Instructions for the task :: Quote every line as written. Omit pictures.
--- start of Extracted material ---
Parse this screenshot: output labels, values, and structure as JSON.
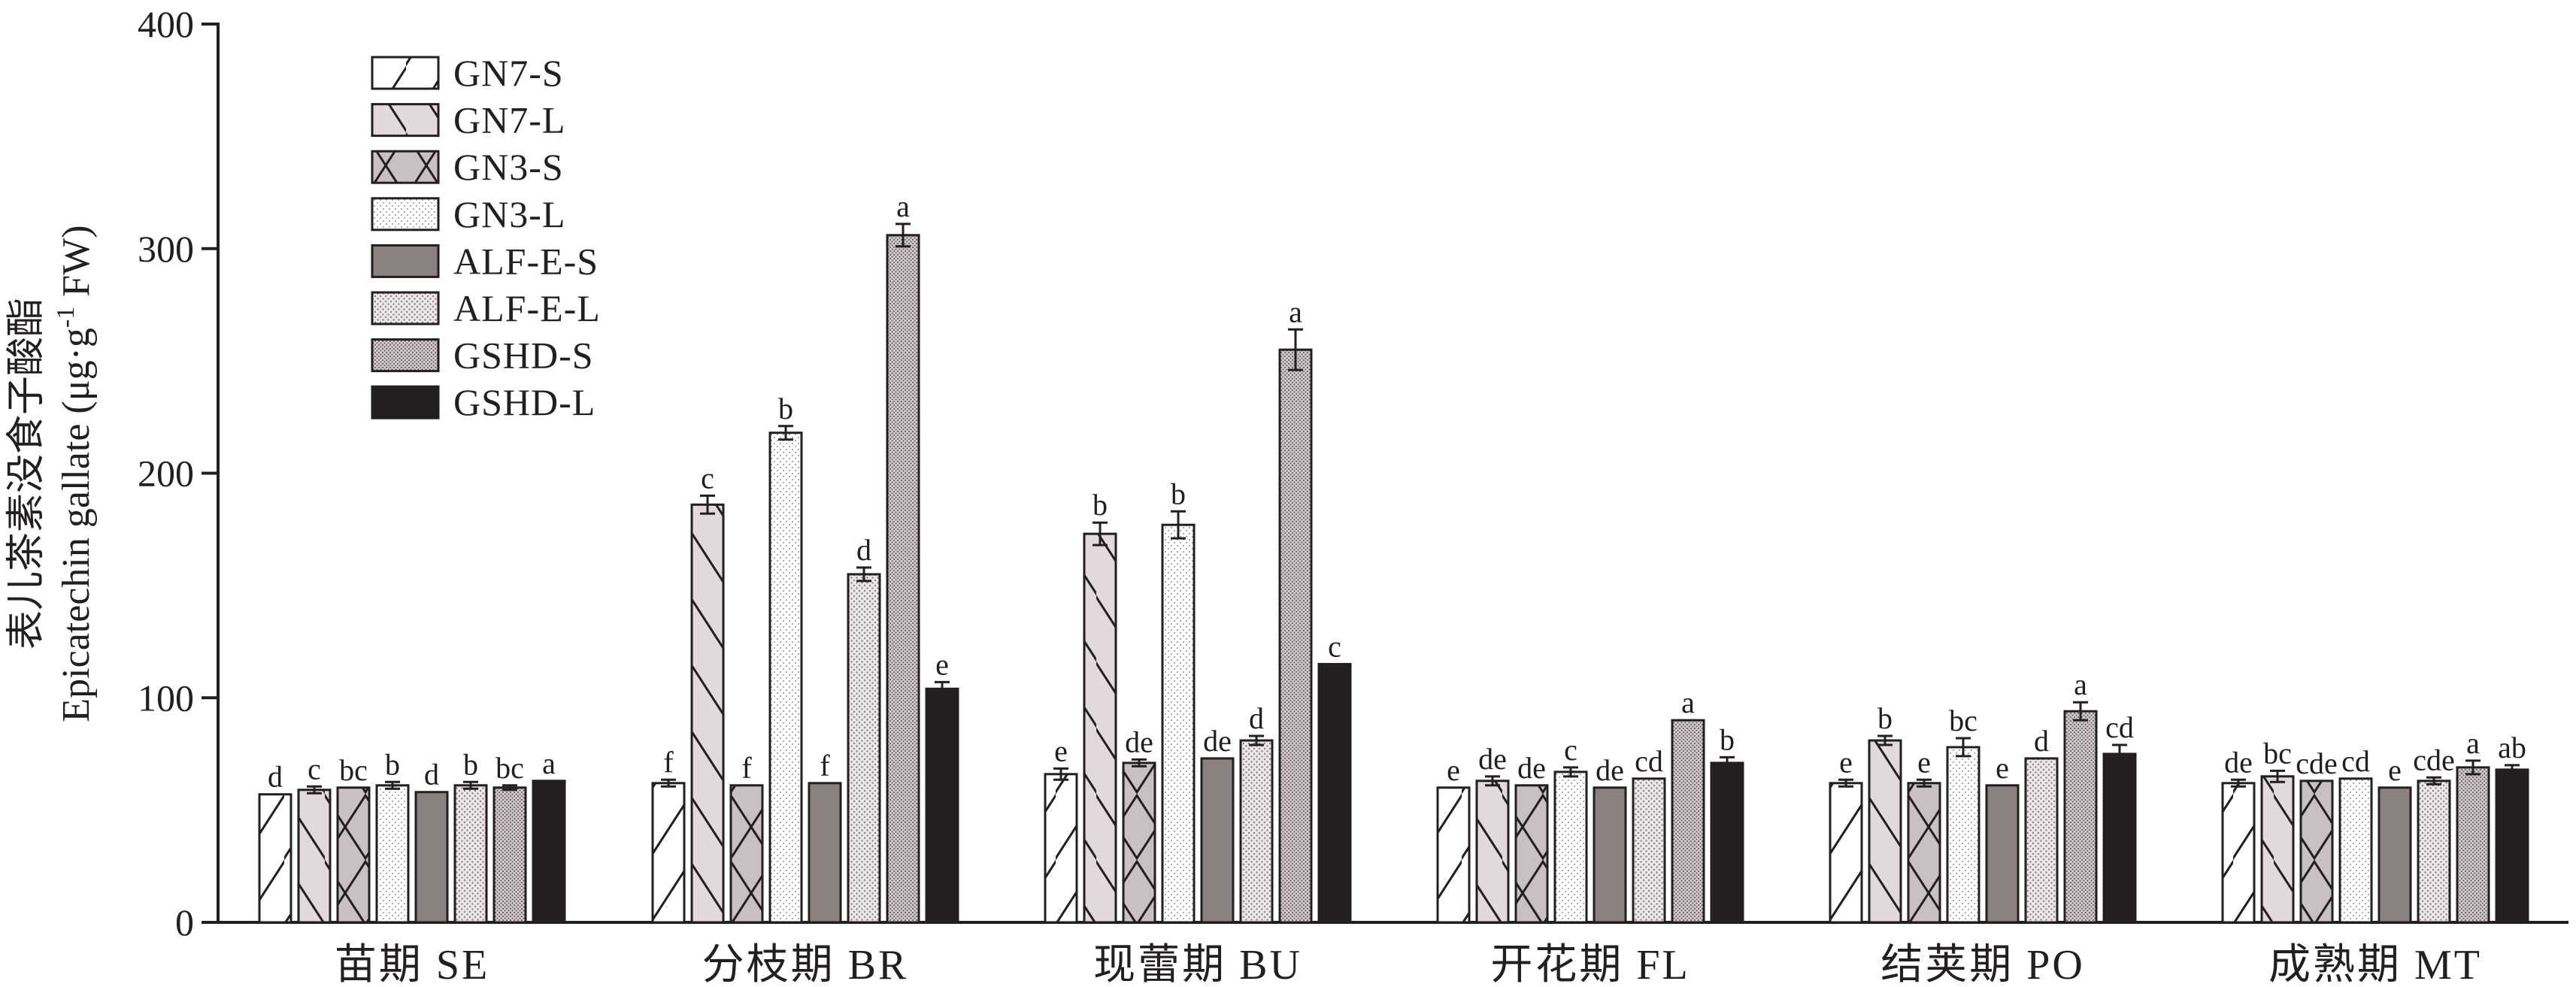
{
  "chart_data": {
    "type": "bar",
    "ylabel_cn": "表儿茶素没食子酸酯",
    "ylabel_en": "Epicatechin gallate (μg·g",
    "ylabel_sup": "-1",
    "ylabel_unit": " FW)",
    "ylim": [
      0,
      400
    ],
    "yticks": [
      "0",
      "100",
      "200",
      "300",
      "400"
    ],
    "ytick_values": [
      0,
      100,
      200,
      300,
      400
    ],
    "categories": [
      "苗期 SE",
      "分枝期 BR",
      "现蕾期 BU",
      "开花期 FL",
      "结荚期 PO",
      "成熟期 MT"
    ],
    "legend_position": "top-left",
    "series": [
      {
        "name": "GN7-S",
        "pattern": "fwd-slash",
        "values": [
          57,
          62,
          66,
          60,
          62,
          62
        ],
        "errors": [
          0,
          1.5,
          2.5,
          0,
          1.5,
          1.5
        ],
        "letters": [
          "d",
          "f",
          "e",
          "e",
          "e",
          "de"
        ]
      },
      {
        "name": "GN7-L",
        "pattern": "back-slash",
        "values": [
          59,
          186,
          173,
          63,
          81,
          65
        ],
        "errors": [
          1.5,
          4,
          5,
          2,
          2,
          2.5
        ],
        "letters": [
          "c",
          "c",
          "b",
          "de",
          "b",
          "bc"
        ]
      },
      {
        "name": "GN3-S",
        "pattern": "cross-hatch",
        "values": [
          60,
          61,
          71,
          61,
          62,
          63
        ],
        "errors": [
          0,
          0,
          1.5,
          0,
          1.5,
          0
        ],
        "letters": [
          "bc",
          "f",
          "de",
          "de",
          "e",
          "cde"
        ]
      },
      {
        "name": "GN3-L",
        "pattern": "light-dots",
        "values": [
          61,
          218,
          177,
          67,
          78,
          64
        ],
        "errors": [
          1.5,
          3,
          6,
          2,
          4,
          0
        ],
        "letters": [
          "b",
          "b",
          "b",
          "c",
          "bc",
          "cd"
        ]
      },
      {
        "name": "ALF-E-S",
        "pattern": "solid-gray",
        "values": [
          58,
          62,
          73,
          60,
          61,
          60
        ],
        "errors": [
          0,
          0,
          0,
          0,
          0,
          0
        ],
        "letters": [
          "d",
          "f",
          "de",
          "de",
          "e",
          "e"
        ]
      },
      {
        "name": "ALF-E-L",
        "pattern": "med-dots",
        "values": [
          61,
          155,
          81,
          64,
          73,
          63
        ],
        "errors": [
          1.5,
          3,
          2,
          0,
          0,
          1.5
        ],
        "letters": [
          "b",
          "d",
          "d",
          "cd",
          "d",
          "cde"
        ]
      },
      {
        "name": "GSHD-S",
        "pattern": "dense-dots",
        "values": [
          60,
          306,
          255,
          90,
          94,
          69
        ],
        "errors": [
          1,
          5,
          9,
          0,
          4,
          3
        ],
        "letters": [
          "bc",
          "a",
          "a",
          "a",
          "a",
          "a"
        ]
      },
      {
        "name": "GSHD-L",
        "pattern": "solid-black",
        "values": [
          63,
          104,
          115,
          71,
          75,
          68
        ],
        "errors": [
          0,
          3,
          0,
          2.5,
          4,
          2
        ],
        "letters": [
          "a",
          "e",
          "c",
          "b",
          "cd",
          "ab"
        ]
      }
    ],
    "colors": {
      "axis": "#231f20",
      "white_fill": "#ffffff",
      "light_fill": "#e2dada",
      "mid_fill": "#c9c1c1",
      "dark_gray": "#8a8180",
      "black_fill": "#231f20"
    }
  }
}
--- end of Extracted material ---
Completed exercise ::
Parse this screenshot: output labels, values, and structure as JSON.
{
  "chart_data": {
    "type": "bar",
    "ylabel_cn": "表儿茶素没食子酸酯",
    "ylabel_en": "Epicatechin gallate (μg·g",
    "ylabel_sup": "-1",
    "ylabel_unit": " FW)",
    "ylim": [
      0,
      400
    ],
    "yticks": [
      "0",
      "100",
      "200",
      "300",
      "400"
    ],
    "ytick_values": [
      0,
      100,
      200,
      300,
      400
    ],
    "categories": [
      "苗期 SE",
      "分枝期 BR",
      "现蕾期 BU",
      "开花期 FL",
      "结荚期 PO",
      "成熟期 MT"
    ],
    "legend_position": "top-left",
    "series": [
      {
        "name": "GN7-S",
        "pattern": "fwd-slash",
        "values": [
          57,
          62,
          66,
          60,
          62,
          62
        ],
        "errors": [
          0,
          1.5,
          2.5,
          0,
          1.5,
          1.5
        ],
        "letters": [
          "d",
          "f",
          "e",
          "e",
          "e",
          "de"
        ]
      },
      {
        "name": "GN7-L",
        "pattern": "back-slash",
        "values": [
          59,
          186,
          173,
          63,
          81,
          65
        ],
        "errors": [
          1.5,
          4,
          5,
          2,
          2,
          2.5
        ],
        "letters": [
          "c",
          "c",
          "b",
          "de",
          "b",
          "bc"
        ]
      },
      {
        "name": "GN3-S",
        "pattern": "cross-hatch",
        "values": [
          60,
          61,
          71,
          61,
          62,
          63
        ],
        "errors": [
          0,
          0,
          1.5,
          0,
          1.5,
          0
        ],
        "letters": [
          "bc",
          "f",
          "de",
          "de",
          "e",
          "cde"
        ]
      },
      {
        "name": "GN3-L",
        "pattern": "light-dots",
        "values": [
          61,
          218,
          177,
          67,
          78,
          64
        ],
        "errors": [
          1.5,
          3,
          6,
          2,
          4,
          0
        ],
        "letters": [
          "b",
          "b",
          "b",
          "c",
          "bc",
          "cd"
        ]
      },
      {
        "name": "ALF-E-S",
        "pattern": "solid-gray",
        "values": [
          58,
          62,
          73,
          60,
          61,
          60
        ],
        "errors": [
          0,
          0,
          0,
          0,
          0,
          0
        ],
        "letters": [
          "d",
          "f",
          "de",
          "de",
          "e",
          "e"
        ]
      },
      {
        "name": "ALF-E-L",
        "pattern": "med-dots",
        "values": [
          61,
          155,
          81,
          64,
          73,
          63
        ],
        "errors": [
          1.5,
          3,
          2,
          0,
          0,
          1.5
        ],
        "letters": [
          "b",
          "d",
          "d",
          "cd",
          "d",
          "cde"
        ]
      },
      {
        "name": "GSHD-S",
        "pattern": "dense-dots",
        "values": [
          60,
          306,
          255,
          90,
          94,
          69
        ],
        "errors": [
          1,
          5,
          9,
          0,
          4,
          3
        ],
        "letters": [
          "bc",
          "a",
          "a",
          "a",
          "a",
          "a"
        ]
      },
      {
        "name": "GSHD-L",
        "pattern": "solid-black",
        "values": [
          63,
          104,
          115,
          71,
          75,
          68
        ],
        "errors": [
          0,
          3,
          0,
          2.5,
          4,
          2
        ],
        "letters": [
          "a",
          "e",
          "c",
          "b",
          "cd",
          "ab"
        ]
      }
    ],
    "colors": {
      "axis": "#231f20",
      "white_fill": "#ffffff",
      "light_fill": "#e2dada",
      "mid_fill": "#c9c1c1",
      "dark_gray": "#8a8180",
      "black_fill": "#231f20"
    }
  }
}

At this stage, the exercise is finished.